Set exercise: Show all lines from the data that include the word "hráči".

————

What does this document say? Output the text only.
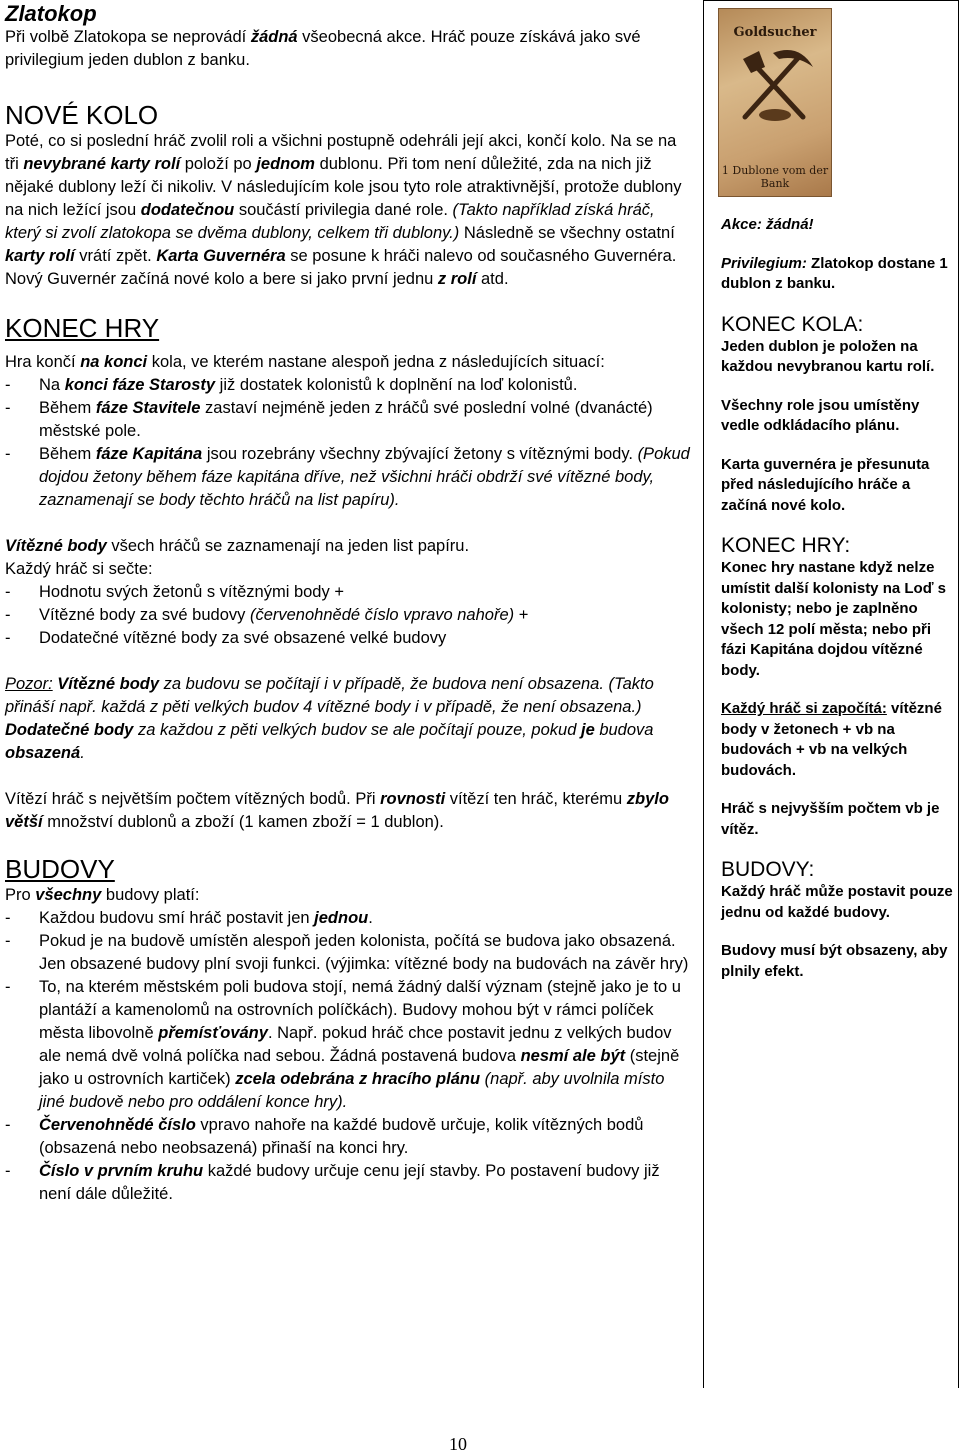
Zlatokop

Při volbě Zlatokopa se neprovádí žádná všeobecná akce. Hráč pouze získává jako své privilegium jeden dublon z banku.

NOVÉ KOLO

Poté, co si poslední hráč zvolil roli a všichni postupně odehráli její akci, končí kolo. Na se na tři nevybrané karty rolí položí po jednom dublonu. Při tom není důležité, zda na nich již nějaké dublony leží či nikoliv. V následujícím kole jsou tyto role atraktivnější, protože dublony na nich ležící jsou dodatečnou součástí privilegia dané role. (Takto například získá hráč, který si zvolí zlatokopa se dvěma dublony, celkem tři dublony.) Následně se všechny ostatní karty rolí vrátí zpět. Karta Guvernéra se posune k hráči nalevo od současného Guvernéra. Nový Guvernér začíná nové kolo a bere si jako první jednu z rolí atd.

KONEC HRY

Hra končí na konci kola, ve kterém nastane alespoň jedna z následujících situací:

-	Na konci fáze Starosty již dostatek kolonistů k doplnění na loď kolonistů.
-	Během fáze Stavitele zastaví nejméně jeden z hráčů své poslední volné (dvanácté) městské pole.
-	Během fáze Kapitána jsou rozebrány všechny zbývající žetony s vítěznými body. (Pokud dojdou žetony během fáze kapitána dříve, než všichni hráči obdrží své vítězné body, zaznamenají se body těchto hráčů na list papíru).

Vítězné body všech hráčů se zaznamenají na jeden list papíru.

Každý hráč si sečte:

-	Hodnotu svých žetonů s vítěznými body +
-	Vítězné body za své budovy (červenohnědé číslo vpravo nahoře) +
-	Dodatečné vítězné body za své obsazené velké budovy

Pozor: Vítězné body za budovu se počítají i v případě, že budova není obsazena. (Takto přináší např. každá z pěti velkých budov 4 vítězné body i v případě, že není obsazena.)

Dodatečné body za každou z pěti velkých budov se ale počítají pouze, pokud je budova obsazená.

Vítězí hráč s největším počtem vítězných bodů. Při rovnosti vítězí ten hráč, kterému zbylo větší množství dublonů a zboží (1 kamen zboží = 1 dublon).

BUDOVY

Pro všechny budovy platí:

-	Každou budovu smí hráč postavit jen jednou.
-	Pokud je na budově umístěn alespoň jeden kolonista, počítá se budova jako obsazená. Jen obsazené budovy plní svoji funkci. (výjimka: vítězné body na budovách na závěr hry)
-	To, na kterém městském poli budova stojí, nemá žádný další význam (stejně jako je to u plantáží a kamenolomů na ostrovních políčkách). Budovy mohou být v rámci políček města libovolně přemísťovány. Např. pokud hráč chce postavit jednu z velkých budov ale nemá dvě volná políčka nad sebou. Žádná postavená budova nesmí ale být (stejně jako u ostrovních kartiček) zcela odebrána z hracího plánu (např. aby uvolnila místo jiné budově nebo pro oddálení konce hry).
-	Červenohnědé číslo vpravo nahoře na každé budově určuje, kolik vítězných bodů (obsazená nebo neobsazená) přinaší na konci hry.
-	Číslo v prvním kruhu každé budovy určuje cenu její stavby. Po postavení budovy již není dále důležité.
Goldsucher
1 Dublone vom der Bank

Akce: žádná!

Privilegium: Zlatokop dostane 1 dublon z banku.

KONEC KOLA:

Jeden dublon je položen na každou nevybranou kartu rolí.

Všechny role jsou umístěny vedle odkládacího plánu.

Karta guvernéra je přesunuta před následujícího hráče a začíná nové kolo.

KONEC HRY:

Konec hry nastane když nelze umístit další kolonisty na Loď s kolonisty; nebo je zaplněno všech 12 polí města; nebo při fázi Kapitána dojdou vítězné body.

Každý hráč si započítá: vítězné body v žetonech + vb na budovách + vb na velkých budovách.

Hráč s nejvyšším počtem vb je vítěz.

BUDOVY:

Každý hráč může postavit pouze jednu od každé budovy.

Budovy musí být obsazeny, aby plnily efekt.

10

————

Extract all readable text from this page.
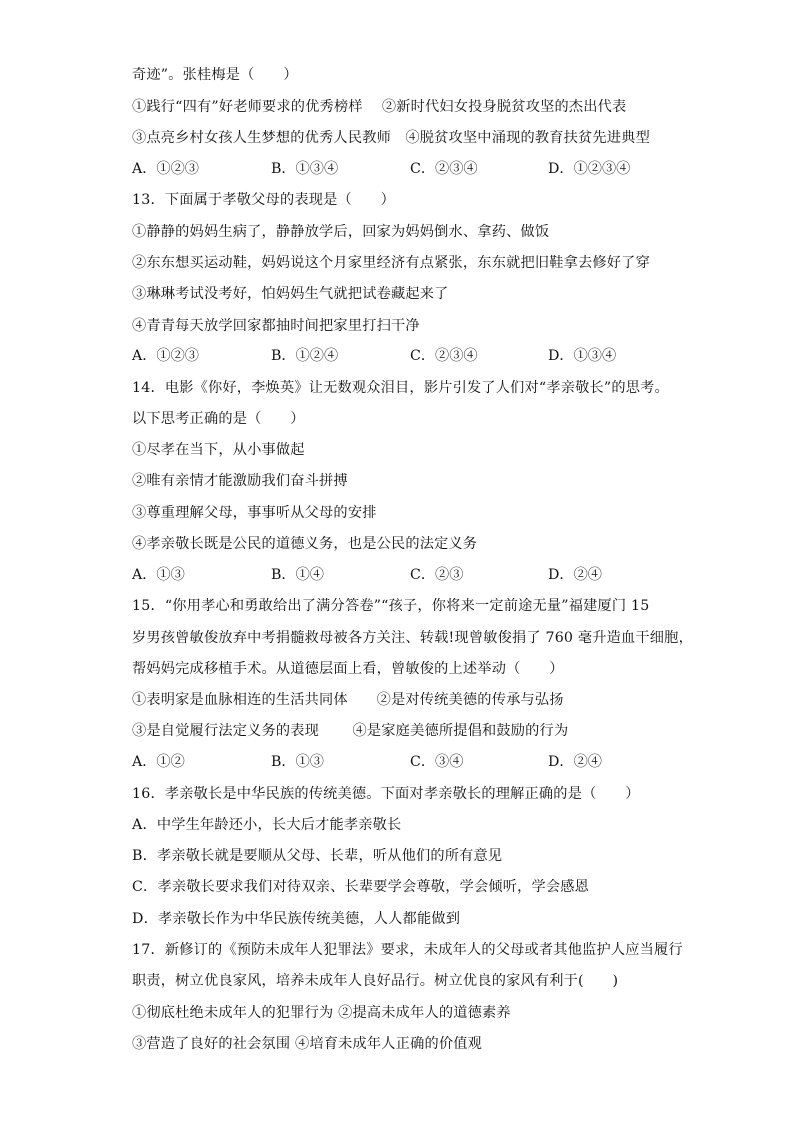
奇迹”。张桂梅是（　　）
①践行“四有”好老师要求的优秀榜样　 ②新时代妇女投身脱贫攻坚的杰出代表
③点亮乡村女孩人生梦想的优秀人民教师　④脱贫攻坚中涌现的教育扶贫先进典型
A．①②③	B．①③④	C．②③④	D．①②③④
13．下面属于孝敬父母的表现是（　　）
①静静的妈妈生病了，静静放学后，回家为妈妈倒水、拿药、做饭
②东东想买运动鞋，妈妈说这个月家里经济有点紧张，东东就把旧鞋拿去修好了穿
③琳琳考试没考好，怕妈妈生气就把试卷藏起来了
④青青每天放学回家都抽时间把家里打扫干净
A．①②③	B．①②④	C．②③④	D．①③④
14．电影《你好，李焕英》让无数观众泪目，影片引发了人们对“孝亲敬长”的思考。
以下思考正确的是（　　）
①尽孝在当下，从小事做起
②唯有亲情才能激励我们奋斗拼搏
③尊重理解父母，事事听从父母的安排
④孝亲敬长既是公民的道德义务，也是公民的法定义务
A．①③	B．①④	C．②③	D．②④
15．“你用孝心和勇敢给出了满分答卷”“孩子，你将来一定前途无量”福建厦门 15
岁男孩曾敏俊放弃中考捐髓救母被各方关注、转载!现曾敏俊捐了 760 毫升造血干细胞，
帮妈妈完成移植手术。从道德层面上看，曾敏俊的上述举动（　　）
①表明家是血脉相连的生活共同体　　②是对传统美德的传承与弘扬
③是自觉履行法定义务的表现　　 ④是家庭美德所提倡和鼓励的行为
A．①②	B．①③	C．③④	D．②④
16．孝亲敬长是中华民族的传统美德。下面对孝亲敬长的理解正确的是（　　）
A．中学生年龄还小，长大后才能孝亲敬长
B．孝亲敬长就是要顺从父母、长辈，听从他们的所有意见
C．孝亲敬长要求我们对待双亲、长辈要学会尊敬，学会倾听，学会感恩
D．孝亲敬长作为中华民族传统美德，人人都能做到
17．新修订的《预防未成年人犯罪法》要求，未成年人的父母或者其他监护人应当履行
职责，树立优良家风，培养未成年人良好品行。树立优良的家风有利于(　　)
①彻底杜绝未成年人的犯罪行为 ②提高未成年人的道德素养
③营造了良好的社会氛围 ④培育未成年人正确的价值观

————

Task output:
Poté, co si poslední hráč zvolil roli a všichni postupně odehráli její akci, končí kolo. Na se na tři nevybrané karty rolí položí po jednom dublonu. Při tom není důležité, zda na nich již nějaké dublony leží či nikoliv. V následujícím kole jsou tyto role atraktivnější, protože dublony na nich ležící jsou dodatečnou součástí privilegia dané role. (Takto například získá hráč, který si zvolí zlatokopa se dvěma dublony, celkem tři dublony.) Následně se všechny ostatní karty rolí vrátí zpět. Karta Guvernéra se posune k hráči nalevo od současného Guvernéra. Nový Guvernér začíná nové kolo a bere si jako první jednu z rolí atd.
-	Během fáze Kapitána jsou rozebrány všechny zbývající žetony s vítěznými body. (Pokud dojdou žetony během fáze kapitána dříve, než všichni hráči obdrží své vítězné body, zaznamenají se body těchto hráčů na list papíru).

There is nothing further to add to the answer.